Requirements → Copy every line of the entries that includes the word "their".

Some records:
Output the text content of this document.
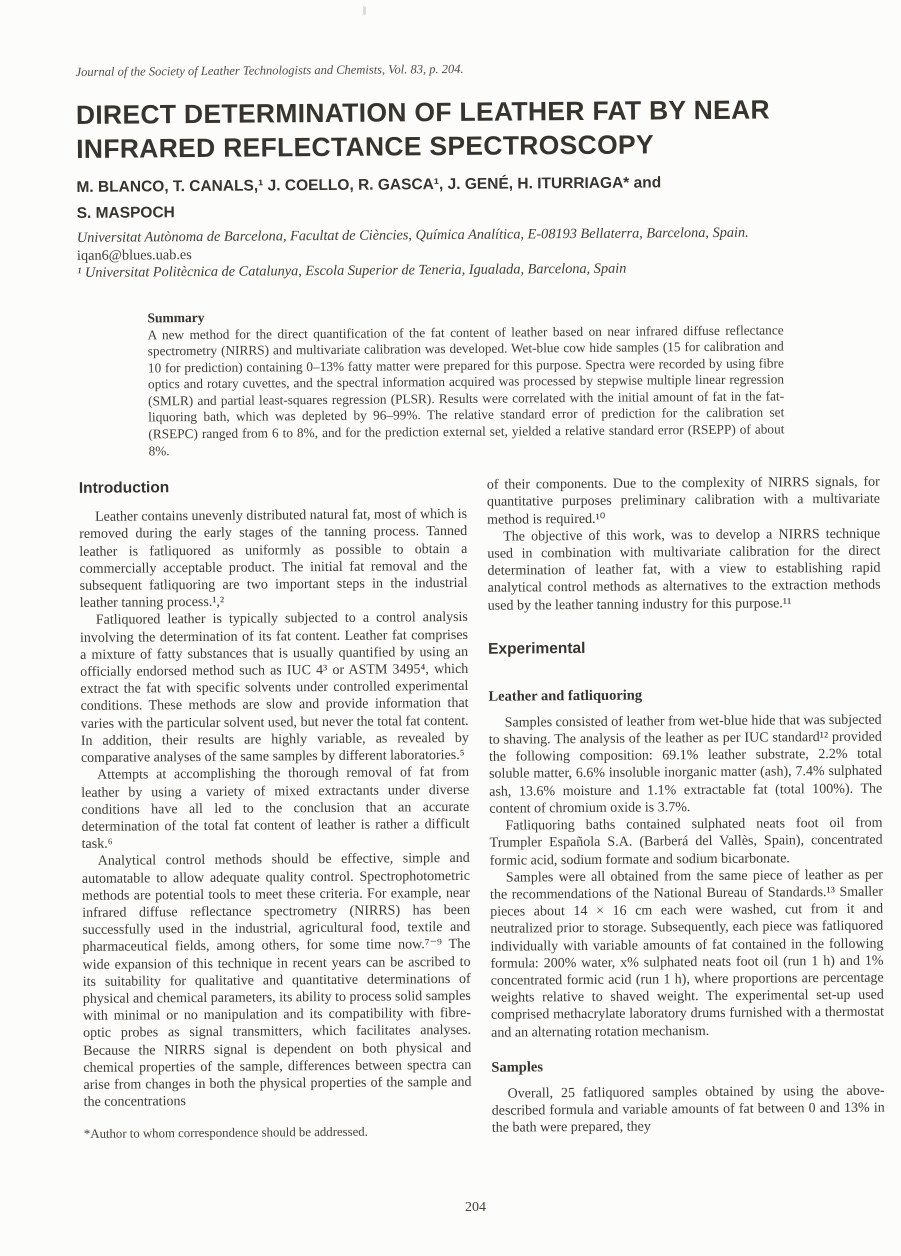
Journal of the Society of Leather Technologists and Chemists, Vol. 83, p. 204.
DIRECT DETERMINATION OF LEATHER FAT BY NEAR
INFRARED REFLECTANCE SPECTROSCOPY
M. BLANCO, T. CANALS,¹ J. COELLO, R. GASCA¹, J. GENÉ, H. ITURRIAGA* and
S. MASPOCH
Universitat Autònoma de Barcelona, Facultat de Ciències, Química Analítica, E-08193 Bellaterra, Barcelona, Spain.
iqan6@blues.uab.es
¹ Universitat Politècnica de Catalunya, Escola Superior de Teneria, Igualada, Barcelona, Spain
Summary

A new method for the direct quantification of the fat content of leather based on near infrared diffuse reflectance spectrometry (NIRRS) and multivariate calibration was developed. Wet-blue cow hide samples (15 for calibration and 10 for prediction) containing 0–13% fatty matter were prepared for this purpose. Spectra were recorded by using fibre optics and rotary cuvettes, and the spectral information acquired was processed by stepwise multiple linear regression (SMLR) and partial least-squares regression (PLSR). Results were correlated with the initial amount of fat in the fat-liquoring bath, which was depleted by 96–99%. The relative standard error of prediction for the calibration set (RSEPC) ranged from 6 to 8%, and for the prediction external set, yielded a relative standard error (RSEPP) of about 8%.

Introduction

Leather contains unevenly distributed natural fat, most of which is removed during the early stages of the tanning process. Tanned leather is fatliquored as uniformly as possible to obtain a commercially acceptable product. The initial fat removal and the subsequent fatliquoring are two important steps in the industrial leather tanning process.¹,²

Fatliquored leather is typically subjected to a control analysis involving the determination of its fat content. Leather fat comprises a mixture of fatty substances that is usually quantified by using an officially endorsed method such as IUC 4³ or ASTM 3495⁴, which extract the fat with specific solvents under controlled experimental conditions. These methods are slow and provide information that varies with the particular solvent used, but never the total fat content. In addition, their results are highly variable, as revealed by comparative analyses of the same samples by different laboratories.⁵

Attempts at accomplishing the thorough removal of fat from leather by using a variety of mixed extractants under diverse conditions have all led to the conclusion that an accurate determination of the total fat content of leather is rather a difficult task.⁶

Analytical control methods should be effective, simple and automatable to allow adequate quality control. Spectrophotometric methods are potential tools to meet these criteria. For example, near infrared diffuse reflectance spectrometry (NIRRS) has been successfully used in the industrial, agricultural food, textile and pharmaceutical fields, among others, for some time now.⁷⁻⁹ The wide expansion of this technique in recent years can be ascribed to its suitability for qualitative and quantitative determinations of physical and chemical parameters, its ability to process solid samples with minimal or no manipulation and its compatibility with fibre-optic probes as signal transmitters, which facilitates analyses. Because the NIRRS signal is dependent on both physical and chemical properties of the sample, differences between spectra can arise from changes in both the physical properties of the sample and the concentrations

*Author to whom correspondence should be addressed.

of their components. Due to the complexity of NIRRS signals, for quantitative purposes preliminary calibration with a multivariate method is required.¹⁰

The objective of this work, was to develop a NIRRS technique used in combination with multivariate calibration for the direct determination of leather fat, with a view to establishing rapid analytical control methods as alternatives to the extraction methods used by the leather tanning industry for this purpose.¹¹

Experimental
Leather and fatliquoring

Samples consisted of leather from wet-blue hide that was subjected to shaving. The analysis of the leather as per IUC standard¹² provided the following composition: 69.1% leather substrate, 2.2% total soluble matter, 6.6% insoluble inorganic matter (ash), 7.4% sulphated ash, 13.6% moisture and 1.1% extractable fat (total 100%). The content of chromium oxide is 3.7%.

Fatliquoring baths contained sulphated neats foot oil from Trumpler Española S.A. (Barberá del Vallès, Spain), concentrated formic acid, sodium formate and sodium bicarbonate.

Samples were all obtained from the same piece of leather as per the recommendations of the National Bureau of Standards.¹³ Smaller pieces about 14 × 16 cm each were washed, cut from it and neutralized prior to storage. Subsequently, each piece was fatliquored individually with variable amounts of fat contained in the following formula: 200% water, x% sulphated neats foot oil (run 1 h) and 1% concentrated formic acid (run 1 h), where proportions are percentage weights relative to shaved weight. The experimental set-up used comprised methacrylate laboratory drums furnished with a thermostat and an alternating rotation mechanism.

Samples

Overall, 25 fatliquored samples obtained by using the above-described formula and variable amounts of fat between 0 and 13% in the bath were prepared, they

204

Result for this task →
Fatliquored leather is typically subjected to a control analysis involving the determination of its fat content. Leather fat comprises a mixture of fatty substances that is usually quantified by using an officially endorsed method such as IUC 4³ or ASTM 3495⁴, which extract the fat with specific solvents under controlled experimental conditions. These methods are slow and provide information that varies with the particular solvent used, but never the total fat content. In addition, their results are highly variable, as revealed by comparative analyses of the same samples by different laboratories.⁵
of their components. Due to the complexity of NIRRS signals, for quantitative purposes preliminary calibration with a multivariate method is required.¹⁰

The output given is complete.